Dataset excerpt
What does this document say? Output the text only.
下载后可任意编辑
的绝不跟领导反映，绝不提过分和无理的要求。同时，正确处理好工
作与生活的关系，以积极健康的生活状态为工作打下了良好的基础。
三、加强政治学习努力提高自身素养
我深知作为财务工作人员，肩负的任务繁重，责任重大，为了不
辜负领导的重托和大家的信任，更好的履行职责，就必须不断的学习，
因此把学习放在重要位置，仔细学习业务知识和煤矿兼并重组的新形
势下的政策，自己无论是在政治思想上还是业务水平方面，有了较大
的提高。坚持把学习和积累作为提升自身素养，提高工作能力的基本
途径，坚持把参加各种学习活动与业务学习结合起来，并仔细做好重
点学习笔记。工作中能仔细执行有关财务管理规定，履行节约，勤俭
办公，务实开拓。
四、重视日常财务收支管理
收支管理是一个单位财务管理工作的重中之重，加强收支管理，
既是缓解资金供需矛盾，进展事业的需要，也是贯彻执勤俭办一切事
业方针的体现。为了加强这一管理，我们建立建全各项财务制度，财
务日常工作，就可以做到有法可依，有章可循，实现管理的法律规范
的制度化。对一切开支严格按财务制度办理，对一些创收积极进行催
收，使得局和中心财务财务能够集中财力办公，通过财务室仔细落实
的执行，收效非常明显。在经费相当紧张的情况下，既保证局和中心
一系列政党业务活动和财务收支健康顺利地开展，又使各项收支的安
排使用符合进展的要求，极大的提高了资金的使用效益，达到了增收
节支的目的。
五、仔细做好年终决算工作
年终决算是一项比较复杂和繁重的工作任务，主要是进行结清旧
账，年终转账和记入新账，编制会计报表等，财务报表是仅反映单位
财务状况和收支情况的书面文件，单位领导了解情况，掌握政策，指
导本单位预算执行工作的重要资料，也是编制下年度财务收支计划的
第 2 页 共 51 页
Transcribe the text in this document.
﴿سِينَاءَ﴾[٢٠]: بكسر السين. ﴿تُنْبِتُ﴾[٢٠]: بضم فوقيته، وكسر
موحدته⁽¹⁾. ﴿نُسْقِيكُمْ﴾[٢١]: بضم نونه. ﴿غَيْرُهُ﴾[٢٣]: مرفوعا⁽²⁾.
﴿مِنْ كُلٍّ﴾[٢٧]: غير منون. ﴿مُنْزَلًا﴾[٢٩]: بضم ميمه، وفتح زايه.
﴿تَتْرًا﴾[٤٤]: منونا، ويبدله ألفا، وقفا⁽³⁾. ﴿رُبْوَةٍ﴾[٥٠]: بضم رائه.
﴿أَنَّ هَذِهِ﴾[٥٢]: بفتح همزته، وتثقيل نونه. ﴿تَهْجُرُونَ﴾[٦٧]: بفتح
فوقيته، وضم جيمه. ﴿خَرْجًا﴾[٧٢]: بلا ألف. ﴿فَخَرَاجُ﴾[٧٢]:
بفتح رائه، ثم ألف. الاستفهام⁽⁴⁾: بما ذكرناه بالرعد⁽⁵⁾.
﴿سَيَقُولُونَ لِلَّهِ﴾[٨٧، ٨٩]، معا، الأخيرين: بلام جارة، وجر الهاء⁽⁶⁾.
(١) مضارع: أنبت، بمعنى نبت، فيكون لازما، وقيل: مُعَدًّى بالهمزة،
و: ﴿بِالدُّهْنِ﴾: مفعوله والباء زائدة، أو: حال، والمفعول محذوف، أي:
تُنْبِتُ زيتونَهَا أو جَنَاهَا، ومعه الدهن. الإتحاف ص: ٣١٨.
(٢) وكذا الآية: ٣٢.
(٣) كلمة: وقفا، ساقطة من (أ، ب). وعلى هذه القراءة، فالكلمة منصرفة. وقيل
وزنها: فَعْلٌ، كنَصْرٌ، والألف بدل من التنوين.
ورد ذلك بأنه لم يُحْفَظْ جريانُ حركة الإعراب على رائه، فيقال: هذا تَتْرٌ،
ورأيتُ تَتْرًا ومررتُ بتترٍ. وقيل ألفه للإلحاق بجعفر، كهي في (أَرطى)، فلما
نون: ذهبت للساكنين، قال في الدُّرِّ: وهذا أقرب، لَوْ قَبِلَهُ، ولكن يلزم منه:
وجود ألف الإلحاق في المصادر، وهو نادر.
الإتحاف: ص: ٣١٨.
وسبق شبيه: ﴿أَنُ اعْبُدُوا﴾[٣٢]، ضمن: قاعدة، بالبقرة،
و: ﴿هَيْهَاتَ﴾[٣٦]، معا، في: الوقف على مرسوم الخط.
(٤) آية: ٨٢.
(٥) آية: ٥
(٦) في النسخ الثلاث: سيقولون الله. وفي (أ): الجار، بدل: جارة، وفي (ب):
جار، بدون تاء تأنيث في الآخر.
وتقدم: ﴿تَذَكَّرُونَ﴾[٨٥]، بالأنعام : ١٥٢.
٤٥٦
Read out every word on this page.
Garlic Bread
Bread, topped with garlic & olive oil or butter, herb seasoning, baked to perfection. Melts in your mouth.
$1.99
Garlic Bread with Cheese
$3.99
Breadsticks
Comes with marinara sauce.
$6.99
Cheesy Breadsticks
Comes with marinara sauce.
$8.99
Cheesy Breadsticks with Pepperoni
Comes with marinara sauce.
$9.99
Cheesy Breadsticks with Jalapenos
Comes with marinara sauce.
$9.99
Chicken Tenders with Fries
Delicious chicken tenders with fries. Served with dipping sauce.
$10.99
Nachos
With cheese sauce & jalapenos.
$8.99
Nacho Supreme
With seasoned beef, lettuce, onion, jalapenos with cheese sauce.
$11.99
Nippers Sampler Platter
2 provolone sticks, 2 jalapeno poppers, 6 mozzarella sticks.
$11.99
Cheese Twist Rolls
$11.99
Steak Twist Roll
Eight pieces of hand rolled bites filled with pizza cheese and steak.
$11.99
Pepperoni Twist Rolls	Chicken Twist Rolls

# AIM OF THE EXERCISE:
Copy each line above that contains the word "وقيل".

# IN RESPONSE:
(١) مضارع: أنبت، بمعنى نبت، فيكون لازما، وقيل: مُعَدًّى بالهمزة،
(٣) كلمة: وقفا، ساقطة من (أ، ب). وعلى هذه القراءة، فالكلمة منصرفة. وقيل
ورأيتُ تَتْرًا ومررتُ بتترٍ. وقيل ألفه للإلحاق بجعفر، كهي في (أَرطى)، فلما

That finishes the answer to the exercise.